# [Task to carry out]
Spot each line that carries the word "text"; copy those lines.

# [Supplied data]
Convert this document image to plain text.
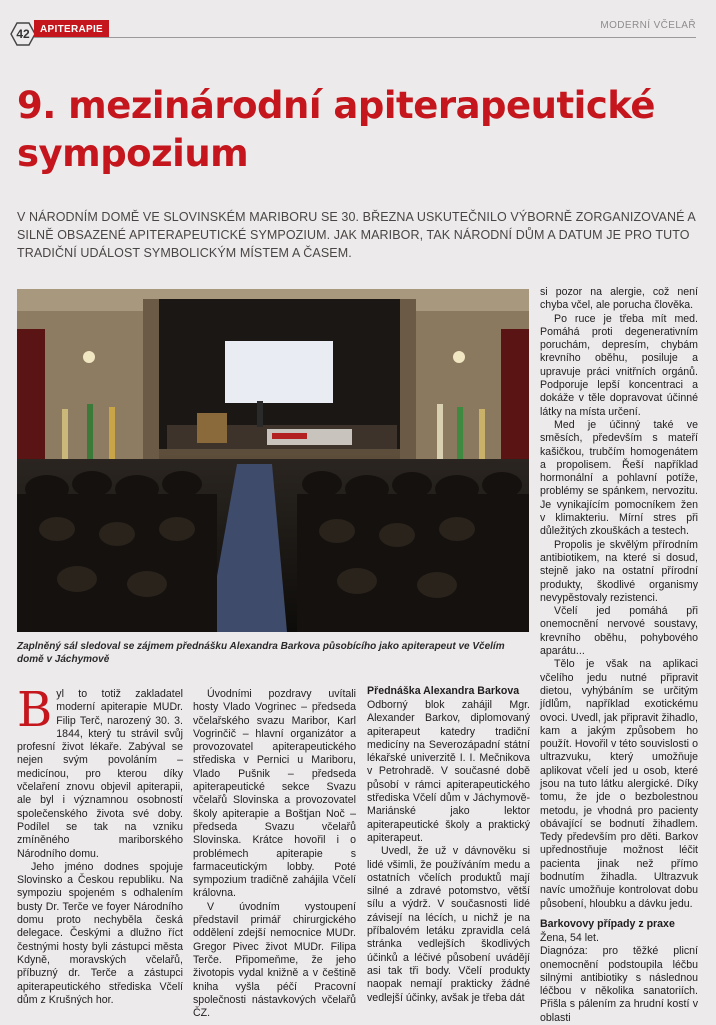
42	APITERAPIE	MODERNÍ VČELAŘ
9. mezinárodní apiterapeutické sympozium
V NÁRODNÍM DOMĚ VE SLOVINSKÉM MARIBORU SE 30. BŘEZNA USKUTEČNILO VÝBORNĚ ZORGANIZOVANÉ A SILNĚ OBSAZENÉ APITERAPEUTICKÉ SYMPOZIUM. JAK MARIBOR, TAK NÁRODNÍ DŮM A DATUM JE PRO TUTO TRADIČNÍ UDÁLOST SYMBOLICKÝM MÍSTEM A ČASEM.
Zaplněný sál sledoval se zájmem přednášku Alexandra Barkova působícího jako apiterapeut ve Včelím domě v Jáchymově

Byl to totiž zakladatel moderní apiterapie MUDr. Filip Terč, narozený 30. 3. 1844, který tu strávil svůj profesní život lékaře. Zabýval se nejen svým povoláním – medicínou, pro kterou díky včelaření znovu objevil apiterapii, ale byl i významnou osobností společenského života své doby. Podílel se tak na vzniku zmíněného mariborského Národního domu.

Jeho jméno dodnes spojuje Slovinsko a Českou republiku. Na sympoziu spojeném s odhalením busty Dr. Terče ve foyer Národního domu proto nechyběla česká delegace. Českými a dlužno říct čestnými hosty byli zástupci města Kdyně, moravských včelařů, příbuzný dr. Terče a zástupci apiterapeutického střediska Včelí dům z Krušných hor.

Úvodními pozdravy uvítali hosty Vlado Vogrinec – předseda včelařského svazu Maribor, Karl Vogrinčič – hlavní organizátor a provozovatel apiterapeutického střediska v Pernici u Mariboru, Vlado Pušnik – předseda apiterapeutické sekce Svazu včelařů Slovinska a provozovatel školy apiterapie a Boštjan Noč – předseda Svazu včelařů Slovinska. Krátce hovořil i o problémech apiterapie s farmaceutickým lobby. Poté sympozium tradičně zahájila Včelí královna.

V úvodním vystoupení představil primář chirurgického oddělení zdejší nemocnice MUDr. Gregor Pivec život MUDr. Filipa Terče. Připomeňme, že jeho životopis vydal knižně a v češtině kniha vyšla péčí Pracovní společnosti nástavkových včelařů ČZ.

Přednáška Alexandra Barkova

Odborný blok zahájil Mgr. Alexander Barkov, diplomovaný apiterapeut katedry tradiční medicíny na Severozápadní státní lékařské univerzitě I. I. Mečnikova v Petrohradě. V současné době působí v rámci apiterapeutického střediska Včelí dům v Jáchymově-Mariánské jako lektor apiterapeutické školy a praktický apiterapeut.

Uvedl, že už v dávnověku si lidé všimli, že používáním medu a ostatních včelích produktů mají silné a zdravé potomstvo, větší sílu a výdrž. V současnosti lidé závisejí na lécích, u nichž je na příbalovém letáku zpravidla celá stránka vedlejších škodlivých účinků a léčivé působení uvádějí asi tak tři body. Včelí produkty naopak nemají prakticky žádné vedlejší účinky, avšak je třeba dát

si pozor na alergie, což není chyba včel, ale porucha člověka.

Po ruce je třeba mít med. Pomáhá proti degenerativním poruchám, depresím, chybám krevního oběhu, posiluje a upravuje práci vnitřních orgánů. Podporuje lepší koncentraci a dokáže v těle dopravovat účinné látky na místa určení.

Med je účinný také ve směsích, především s mateří kašičkou, trubčím homogenátem a propolisem. Řeší například hormonální a pohlavní potíže, problémy se spánkem, nervozitu. Je vynikajícím pomocníkem žen v klimakteriu. Mírní stres při důležitých zkouškách a testech.

Propolis je skvělým přírodním antibiotikem, na které si dosud, stejně jako na ostatní přírodní produkty, škodlivé organismy nevypěstovaly rezistenci.

Včelí jed pomáhá při onemocnění nervové soustavy, krevního oběhu, pohybového aparátu...

Tělo je však na aplikaci včelího jedu nutné připravit dietou, vyhýbáním se určitým jídlům, například exotickému ovoci. Uvedl, jak připravit žihadlo, kam a jakým způsobem ho použít. Hovořil v této souvislosti o ultrazvuku, který umožňuje aplikovat včelí jed u osob, které jsou na tuto látku alergické. Díky tomu, že jde o bezbolestnou metodu, je vhodná pro pacienty obávající se bodnutí žihadlem. Tedy především pro děti. Barkov upřednostňuje možnost léčit pacienta jinak než přímo bodnutím žihadla. Ultrazvuk navíc umožňuje kontrolovat dobu působení, hloubku a dávku jedu.

Barkovovy případy z praxe

Žena, 54 let.

Diagnóza: pro těžké plicní onemocnění podstoupila léčbu silnými antibiotiky s následnou léčbou v několika sanatoriích. Přišla s pálením za hrudní kostí v oblasti
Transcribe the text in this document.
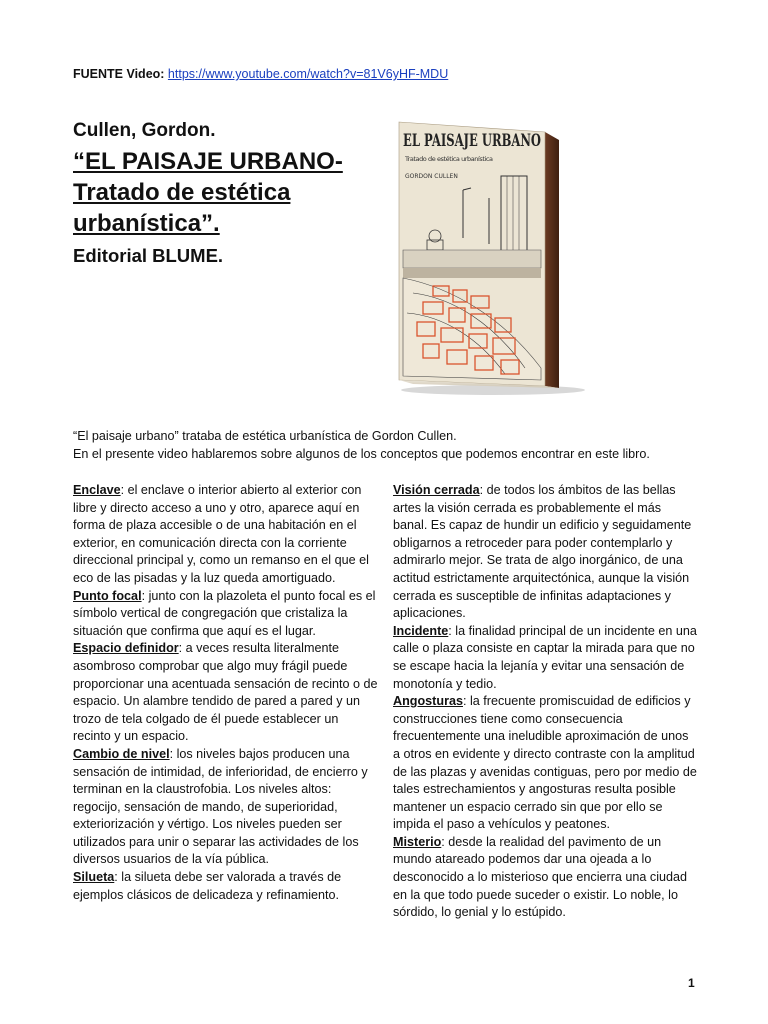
FUENTE Video: https://www.youtube.com/watch?v=81V6yHF-MDU
Cullen, Gordon.
“EL PAISAJE URBANO-
Tratado de estética
urbanística”.
Editorial BLUME.
EL PAISAJE URBANO
Tratado de estética urbanística
GORDON CULLEN

“El paisaje urbano” trataba de estética urbanística de Gordon Cullen.

En el presente video hablaremos sobre algunos de los conceptos que podemos encontrar en este libro.

Enclave: el enclave o interior abierto al exterior con libre y directo acceso a uno y otro, aparece aquí en forma de plaza accesible o de una habitación en el exterior, en comunicación directa con la corriente direccional principal y, como un remanso en el que el eco de las pisadas y la luz queda amortiguado.

Punto focal: junto con la plazoleta el punto focal es el símbolo vertical de congregación que cristaliza la situación que confirma que aquí es el lugar.

Espacio definidor: a veces resulta literalmente asombroso comprobar que algo muy frágil puede proporcionar una acentuada sensación de recinto o de espacio. Un alambre tendido de pared a pared y un trozo de tela colgado de él puede establecer un recinto y un espacio.

Cambio de nivel: los niveles bajos producen una sensación de intimidad, de inferioridad, de encierro y terminan en la claustrofobia. Los niveles altos: regocijo, sensación de mando, de superioridad, exteriorización y vértigo. Los niveles pueden ser utilizados para unir o separar las actividades de los diversos usuarios de la vía pública.

Silueta: la silueta debe ser valorada a través de ejemplos clásicos de delicadeza y refinamiento.

Visión cerrada: de todos los ámbitos de las bellas artes la visión cerrada es probablemente el más banal. Es capaz de hundir un edificio y seguidamente obligarnos a retroceder para poder contemplarlo y admirarlo mejor. Se trata de algo inorgánico, de una actitud estrictamente arquitectónica, aunque la visión cerrada es susceptible de infinitas adaptaciones y aplicaciones.

Incidente: la finalidad principal de un incidente en una calle o plaza consiste en captar la mirada para que no se escape hacia la lejanía y evitar una sensación de monotonía y tedio.

Angosturas: la frecuente promiscuidad de edificios y construcciones tiene como consecuencia frecuentemente una ineludible aproximación de unos a otros en evidente y directo contraste con la amplitud de las plazas y avenidas contiguas, pero por medio de tales estrechamientos y angosturas resulta posible mantener un espacio cerrado sin que por ello se impida el paso a vehículos y peatones.

Misterio: desde la realidad del pavimento de un mundo atareado podemos dar una ojeada a lo desconocido a lo misterioso que encierra una ciudad en la que todo puede suceder o existir. Lo noble, lo sórdido, lo genial y lo estúpido.

1
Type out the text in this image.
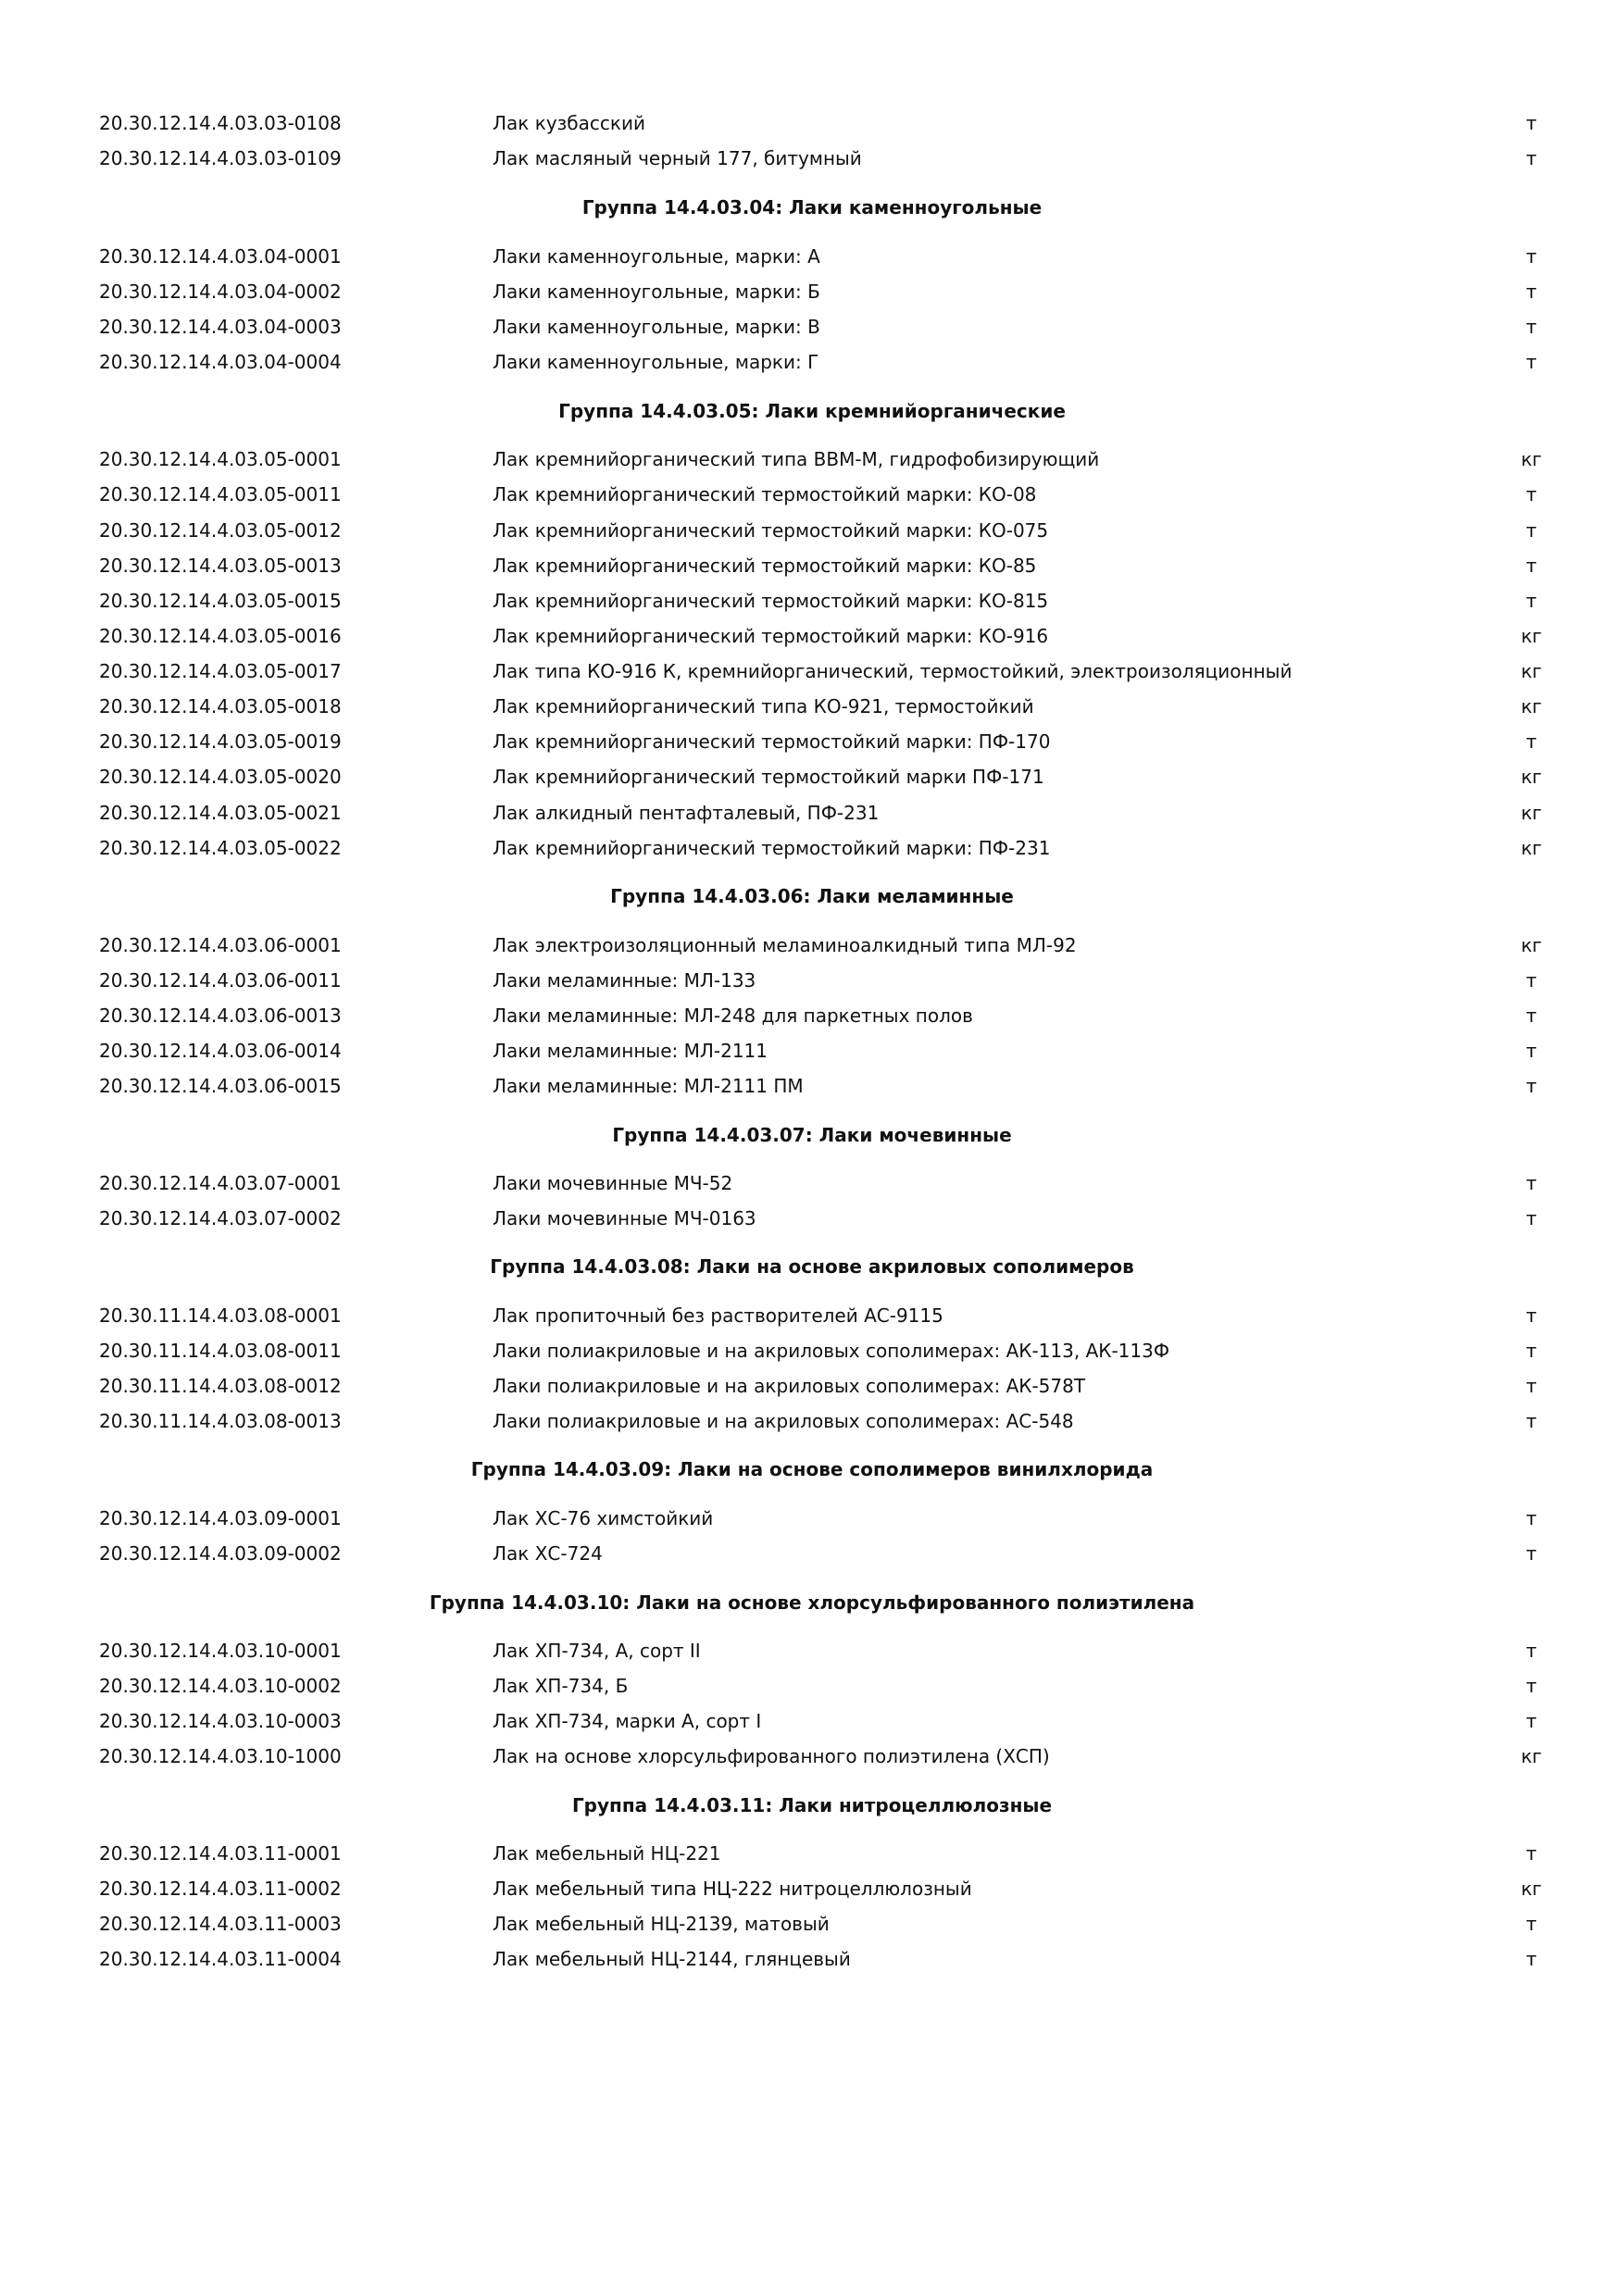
20.30.12.14.4.03.03-0108	Лак кузбасский	т
20.30.12.14.4.03.03-0109	Лак масляный черный 177, битумный	т
Группа 14.4.03.04: Лаки каменноугольные
20.30.12.14.4.03.04-0001	Лаки каменноугольные, марки: А	т
20.30.12.14.4.03.04-0002	Лаки каменноугольные, марки: Б	т
20.30.12.14.4.03.04-0003	Лаки каменноугольные, марки: В	т
20.30.12.14.4.03.04-0004	Лаки каменноугольные, марки: Г	т
Группа 14.4.03.05: Лаки кремнийорганические
20.30.12.14.4.03.05-0001	Лак кремнийорганический типа ВВМ-М, гидрофобизирующий	кг
20.30.12.14.4.03.05-0011	Лак кремнийорганический термостойкий марки: КО-08	т
20.30.12.14.4.03.05-0012	Лак кремнийорганический термостойкий марки: КО-075	т
20.30.12.14.4.03.05-0013	Лак кремнийорганический термостойкий марки: КО-85	т
20.30.12.14.4.03.05-0015	Лак кремнийорганический термостойкий марки: КО-815	т
20.30.12.14.4.03.05-0016	Лак кремнийорганический термостойкий марки: КО-916	кг
20.30.12.14.4.03.05-0017	Лак типа КО-916 К, кремнийорганический, термостойкий, электроизоляционный	кг
20.30.12.14.4.03.05-0018	Лак кремнийорганический типа КО-921, термостойкий	кг
20.30.12.14.4.03.05-0019	Лак кремнийорганический термостойкий марки: ПФ-170	т
20.30.12.14.4.03.05-0020	Лак кремнийорганический термостойкий марки ПФ-171	кг
20.30.12.14.4.03.05-0021	Лак алкидный пентафталевый, ПФ-231	кг
20.30.12.14.4.03.05-0022	Лак кремнийорганический термостойкий марки: ПФ-231	кг
Группа 14.4.03.06: Лаки меламинные
20.30.12.14.4.03.06-0001	Лак электроизоляционный меламиноалкидный типа МЛ-92	кг
20.30.12.14.4.03.06-0011	Лаки меламинные: МЛ-133	т
20.30.12.14.4.03.06-0013	Лаки меламинные: МЛ-248 для паркетных полов	т
20.30.12.14.4.03.06-0014	Лаки меламинные: МЛ-2111	т
20.30.12.14.4.03.06-0015	Лаки меламинные: МЛ-2111 ПМ	т
Группа 14.4.03.07: Лаки мочевинные
20.30.12.14.4.03.07-0001	Лаки мочевинные МЧ-52	т
20.30.12.14.4.03.07-0002	Лаки мочевинные МЧ-0163	т
Группа 14.4.03.08: Лаки на основе акриловых сополимеров
20.30.11.14.4.03.08-0001	Лак пропиточный без растворителей АС-9115	т
20.30.11.14.4.03.08-0011	Лаки полиакриловые и на акриловых сополимерах: АК-113, АК-113Ф	т
20.30.11.14.4.03.08-0012	Лаки полиакриловые и на акриловых сополимерах: АК-578Т	т
20.30.11.14.4.03.08-0013	Лаки полиакриловые и на акриловых сополимерах: АС-548	т
Группа 14.4.03.09: Лаки на основе сополимеров винилхлорида
20.30.12.14.4.03.09-0001	Лак ХС-76 химстойкий	т
20.30.12.14.4.03.09-0002	Лак ХС-724	т
Группа 14.4.03.10: Лаки на основе хлорсульфированного полиэтилена
20.30.12.14.4.03.10-0001	Лак ХП-734, А, сорт II	т
20.30.12.14.4.03.10-0002	Лак ХП-734, Б	т
20.30.12.14.4.03.10-0003	Лак ХП-734, марки А, сорт I	т
20.30.12.14.4.03.10-1000	Лак на основе хлорсульфированного полиэтилена (ХСП)	кг
Группа 14.4.03.11: Лаки нитроцеллюлозные
20.30.12.14.4.03.11-0001	Лак мебельный НЦ-221	т
20.30.12.14.4.03.11-0002	Лак мебельный типа НЦ-222 нитроцеллюлозный	кг
20.30.12.14.4.03.11-0003	Лак мебельный НЦ-2139, матовый	т
20.30.12.14.4.03.11-0004	Лак мебельный НЦ-2144, глянцевый	т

# [The solution]
Convert this document image to plain text.
Transcribe the text in this document.
Type out the text in this image.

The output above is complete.